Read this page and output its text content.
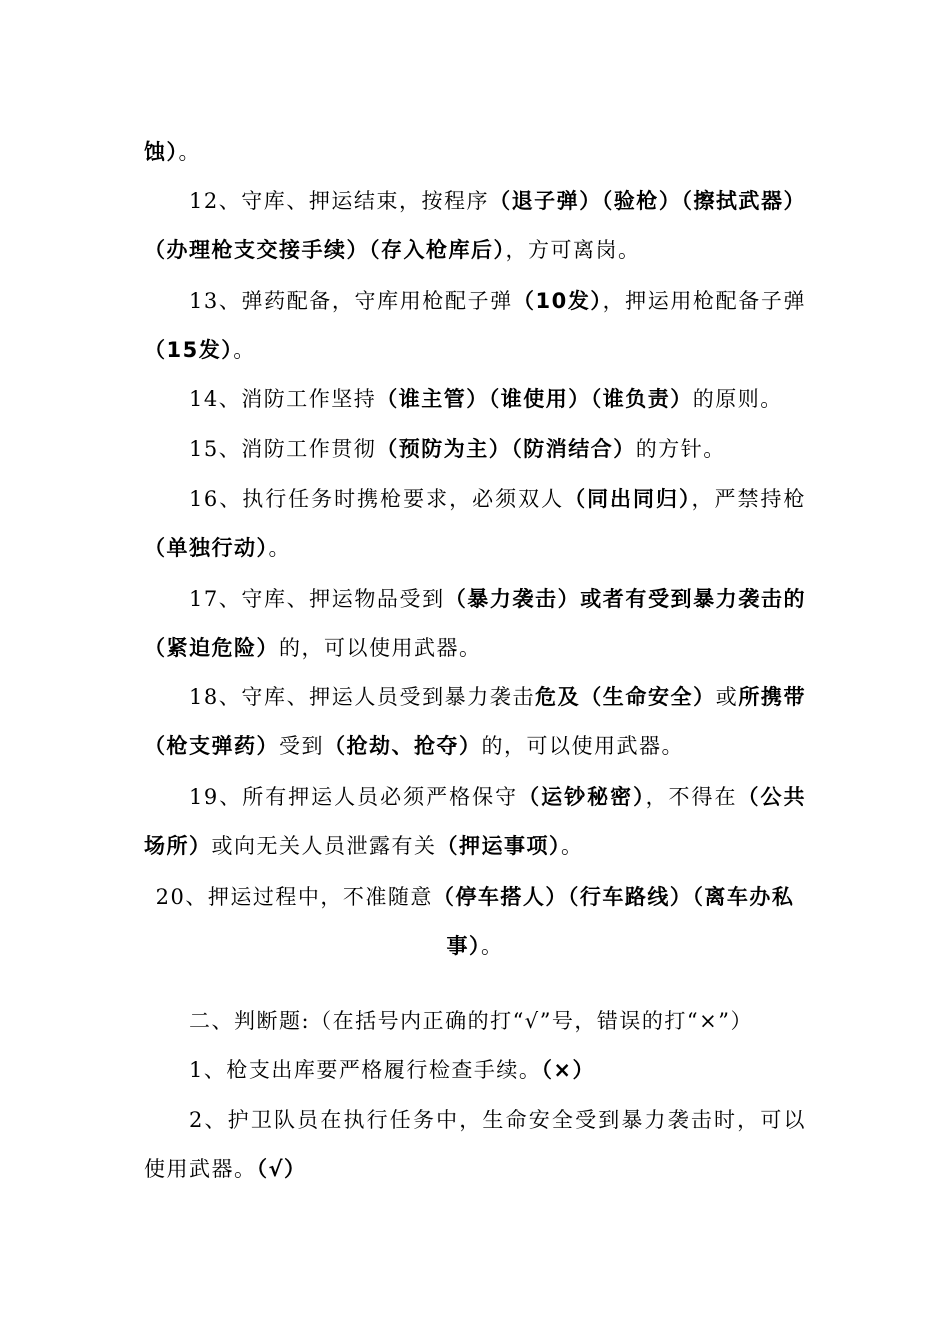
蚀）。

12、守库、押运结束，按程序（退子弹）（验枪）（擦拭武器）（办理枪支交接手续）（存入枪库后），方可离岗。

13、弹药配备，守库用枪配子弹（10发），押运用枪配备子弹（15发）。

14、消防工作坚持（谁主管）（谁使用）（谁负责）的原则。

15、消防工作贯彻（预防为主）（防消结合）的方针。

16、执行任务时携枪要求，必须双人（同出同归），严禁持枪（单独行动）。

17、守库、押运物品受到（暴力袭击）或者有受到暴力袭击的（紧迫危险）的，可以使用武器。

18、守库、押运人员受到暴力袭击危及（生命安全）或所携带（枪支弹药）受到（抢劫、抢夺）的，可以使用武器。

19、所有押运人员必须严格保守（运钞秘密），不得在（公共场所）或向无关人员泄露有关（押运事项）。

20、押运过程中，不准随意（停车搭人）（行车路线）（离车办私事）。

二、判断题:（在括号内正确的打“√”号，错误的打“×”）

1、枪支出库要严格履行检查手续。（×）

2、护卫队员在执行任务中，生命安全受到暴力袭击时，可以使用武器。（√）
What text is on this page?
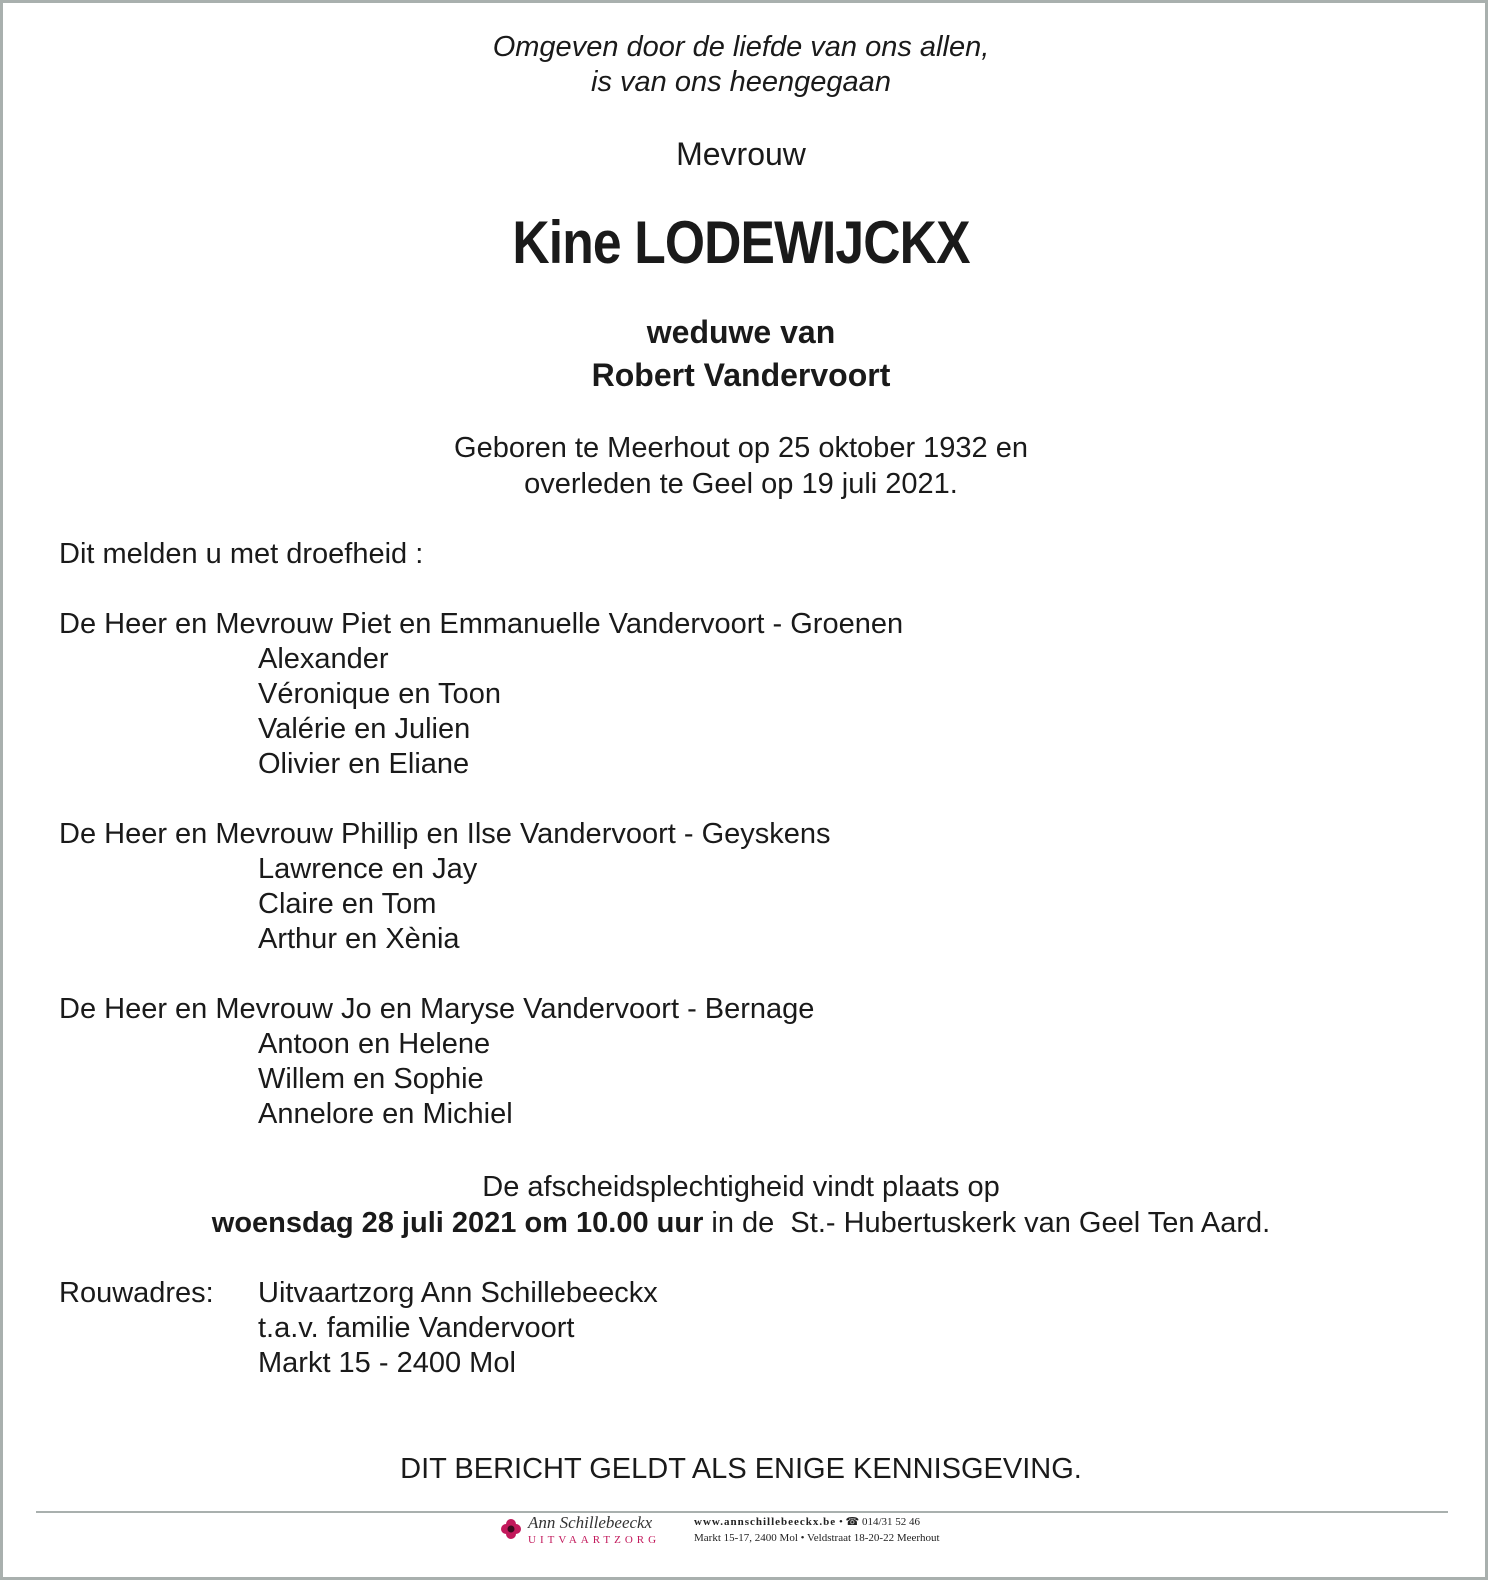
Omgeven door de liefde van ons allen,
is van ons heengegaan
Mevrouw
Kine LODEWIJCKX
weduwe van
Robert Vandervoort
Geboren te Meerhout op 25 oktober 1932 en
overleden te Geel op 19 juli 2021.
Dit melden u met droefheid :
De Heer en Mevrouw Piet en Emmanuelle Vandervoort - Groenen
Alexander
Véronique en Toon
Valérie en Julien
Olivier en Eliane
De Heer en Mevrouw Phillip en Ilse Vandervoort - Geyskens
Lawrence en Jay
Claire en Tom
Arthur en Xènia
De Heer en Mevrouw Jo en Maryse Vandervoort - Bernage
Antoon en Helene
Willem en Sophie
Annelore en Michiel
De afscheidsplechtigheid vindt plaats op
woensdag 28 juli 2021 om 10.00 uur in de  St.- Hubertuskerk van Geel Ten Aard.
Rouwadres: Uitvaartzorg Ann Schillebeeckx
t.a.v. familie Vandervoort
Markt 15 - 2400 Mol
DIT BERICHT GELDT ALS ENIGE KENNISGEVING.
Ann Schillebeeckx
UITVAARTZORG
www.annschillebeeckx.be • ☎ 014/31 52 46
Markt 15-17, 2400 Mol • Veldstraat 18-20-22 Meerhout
-----
Written problem = Search the preceding listing for "Geel" and extract every line where it is found.

The completed task =
overleden te Geel op 19 juli 2021.
woensdag 28 juli 2021 om 10.00 uur in de  St.- Hubertuskerk van Geel Ten Aard.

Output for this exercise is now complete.